▶ _EXTRACTED INFORMATION_
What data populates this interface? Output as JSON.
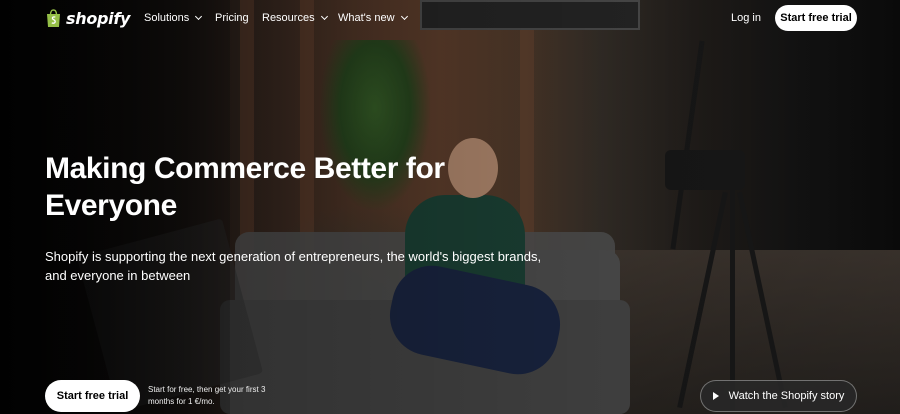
{
  "nav": {
    "brand": "shopify",
    "items": [
      {
        "label": "Solutions",
        "has_dropdown": true
      },
      {
        "label": "Pricing",
        "has_dropdown": false
      },
      {
        "label": "Resources",
        "has_dropdown": true
      },
      {
        "label": "What's new",
        "has_dropdown": true
      }
    ],
    "login_label": "Log in",
    "trial_label": "Start free trial"
  },
  "hero": {
    "headline": "Making Commerce Better for Everyone",
    "subheadline": "Shopify is supporting the next generation of entrepreneurs, the world's biggest brands, and everyone in between",
    "cta_label": "Start free trial",
    "offer_text": "Start for free, then get your first 3 months for 1 €/mo.",
    "watch_label": "Watch the Shopify story"
  },
  "icons": {
    "logo": "shopping-bag-icon",
    "dropdown": "chevron-down-icon",
    "play": "play-icon"
  },
  "colors": {
    "logo_green": "#95bf47",
    "button_bg": "#ffffff",
    "button_text": "#000000"
  }
}
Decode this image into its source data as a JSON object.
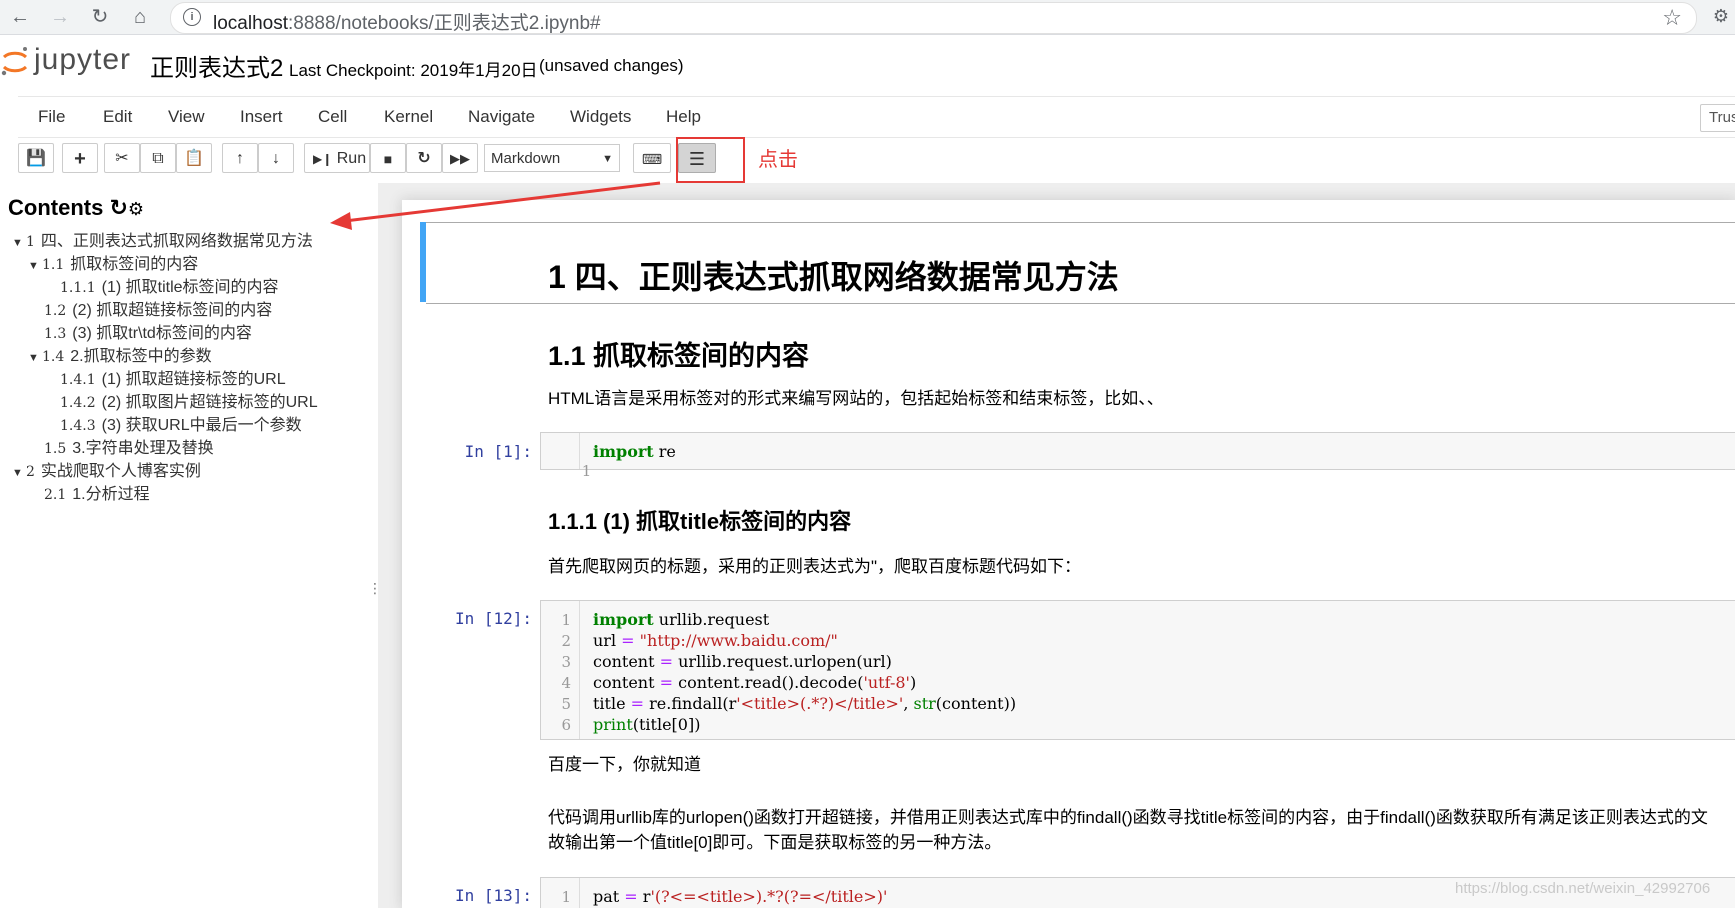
{
  "browser": {
    "url_prefix": "localhost",
    "url_rest": ":8888/notebooks/正则表达式2.ipynb#"
  },
  "header": {
    "logo_text": "jupyter",
    "notebook_name": "正则表达式2",
    "checkpoint": "Last Checkpoint: 2019年1月20日",
    "status": "(unsaved changes)"
  },
  "menu": {
    "items": [
      "File",
      "Edit",
      "View",
      "Insert",
      "Cell",
      "Kernel",
      "Navigate",
      "Widgets",
      "Help"
    ],
    "trusted": "Trus"
  },
  "toolbar": {
    "run_label": "Run",
    "cell_type": "Markdown"
  },
  "annotation": {
    "click_note": "点击"
  },
  "toc": {
    "title": "Contents",
    "items": [
      {
        "num": "1",
        "label": "四、正则表达式抓取网络数据常见方法",
        "expanded": true
      },
      {
        "num": "1.1",
        "label": "抓取标签间的内容",
        "expanded": true
      },
      {
        "num": "1.1.1",
        "label": "(1) 抓取title标签间的内容"
      },
      {
        "num": "1.2",
        "label": "(2) 抓取超链接标签间的内容"
      },
      {
        "num": "1.3",
        "label": "(3) 抓取tr\\td标签间的内容"
      },
      {
        "num": "1.4",
        "label": "2.抓取标签中的参数",
        "expanded": true
      },
      {
        "num": "1.4.1",
        "label": "(1) 抓取超链接标签的URL"
      },
      {
        "num": "1.4.2",
        "label": "(2) 抓取图片超链接标签的URL"
      },
      {
        "num": "1.4.3",
        "label": "(3) 获取URL中最后一个参数"
      },
      {
        "num": "1.5",
        "label": "3.字符串处理及替换"
      },
      {
        "num": "2",
        "label": "实战爬取个人博客实例",
        "expanded": true
      },
      {
        "num": "2.1",
        "label": "1.分析过程"
      }
    ]
  },
  "notebook": {
    "h1": "1  四、正则表达式抓取网络数据常见方法",
    "h2": "1.1  抓取标签间的内容",
    "p1": "HTML语言是采用标签对的形式来编写网站的，包括起始标签和结束标签，比如、、",
    "cell1": {
      "prompt": "In  [1]:",
      "lines": [
        {
          "n": "1",
          "kw": "import",
          "rest": " re"
        }
      ]
    },
    "h3": "1.1.1  (1) 抓取title标签间的内容",
    "p2": "首先爬取网页的标题，采用的正则表达式为\"，爬取百度标题代码如下：",
    "cell2": {
      "prompt": "In  [12]:",
      "line_numbers": [
        "1",
        "2",
        "3",
        "4",
        "5",
        "6"
      ]
    },
    "output": "百度一下，你就知道",
    "p3a": "代码调用urllib库的urlopen()函数打开超链接，并借用正则表达式库中的findall()函数寻找title标签间的内容，由于findall()函数获取所有满足该正则表达式的文",
    "p3b": "故输出第一个值title[0]即可。下面是获取标签的另一种方法。",
    "cell3": {
      "prompt": "In  [13]:",
      "line": "1"
    }
  },
  "watermark": "https://blog.csdn.net/weixin_42992706",
  "colors": {
    "accent": "#42a5f5",
    "annotation": "#e53935",
    "prompt": "#303f9f"
  }
}
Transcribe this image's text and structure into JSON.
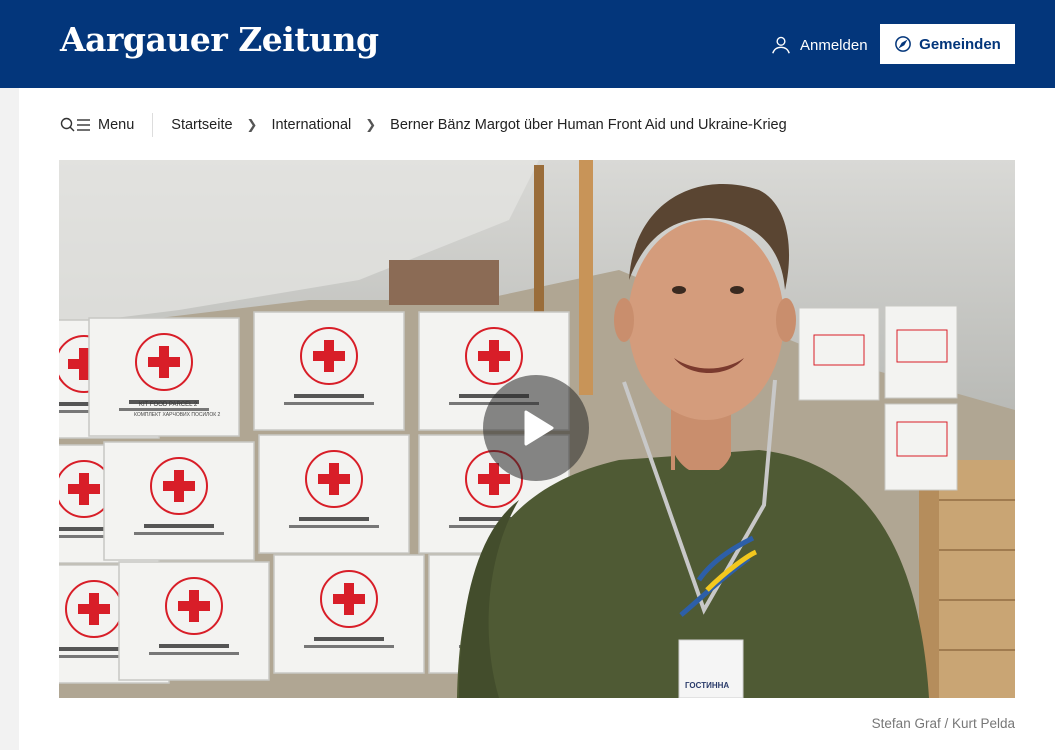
{
  "header": {
    "logo": "Aargauer Zeitung",
    "login_label": "Anmelden",
    "gemeinden_label": "Gemeinden"
  },
  "breadcrumb": {
    "menu_label": "Menu",
    "items": [
      "Startseite",
      "International",
      "Berner Bänz Margot über Human Front Aid und Ukraine-Krieg"
    ]
  },
  "media": {
    "box_text_1": "KIT FOOD PARCEL 2",
    "box_text_2": "КОМПЛЕКТ ХАРЧОВИХ ПОСИЛОК 2",
    "badge_text": "ГОСТИННА",
    "credit": "Stefan Graf / Kurt Pelda"
  },
  "colors": {
    "brand_blue": "#03367b",
    "red_cross": "#d81e28"
  }
}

▶ _REQUIREMENT_
Quote, please, only the lines running from the one with "Transcribe this image's" down to the final line of the data above, keeping both ends and skipping the pictures.

▶ _RESPONSE TO THIS EXERCISE_
Transcribe this image's text and structure into JSON.
{
  "header": {
    "logo": "Aargauer Zeitung",
    "login_label": "Anmelden",
    "gemeinden_label": "Gemeinden"
  },
  "breadcrumb": {
    "menu_label": "Menu",
    "items": [
      "Startseite",
      "International",
      "Berner Bänz Margot über Human Front Aid und Ukraine-Krieg"
    ]
  },
  "media": {
    "box_text_1": "KIT FOOD PARCEL 2",
    "box_text_2": "КОМПЛЕКТ ХАРЧОВИХ ПОСИЛОК 2",
    "badge_text": "ГОСТИННА",
    "credit": "Stefan Graf / Kurt Pelda"
  },
  "colors": {
    "brand_blue": "#03367b",
    "red_cross": "#d81e28"
  }
}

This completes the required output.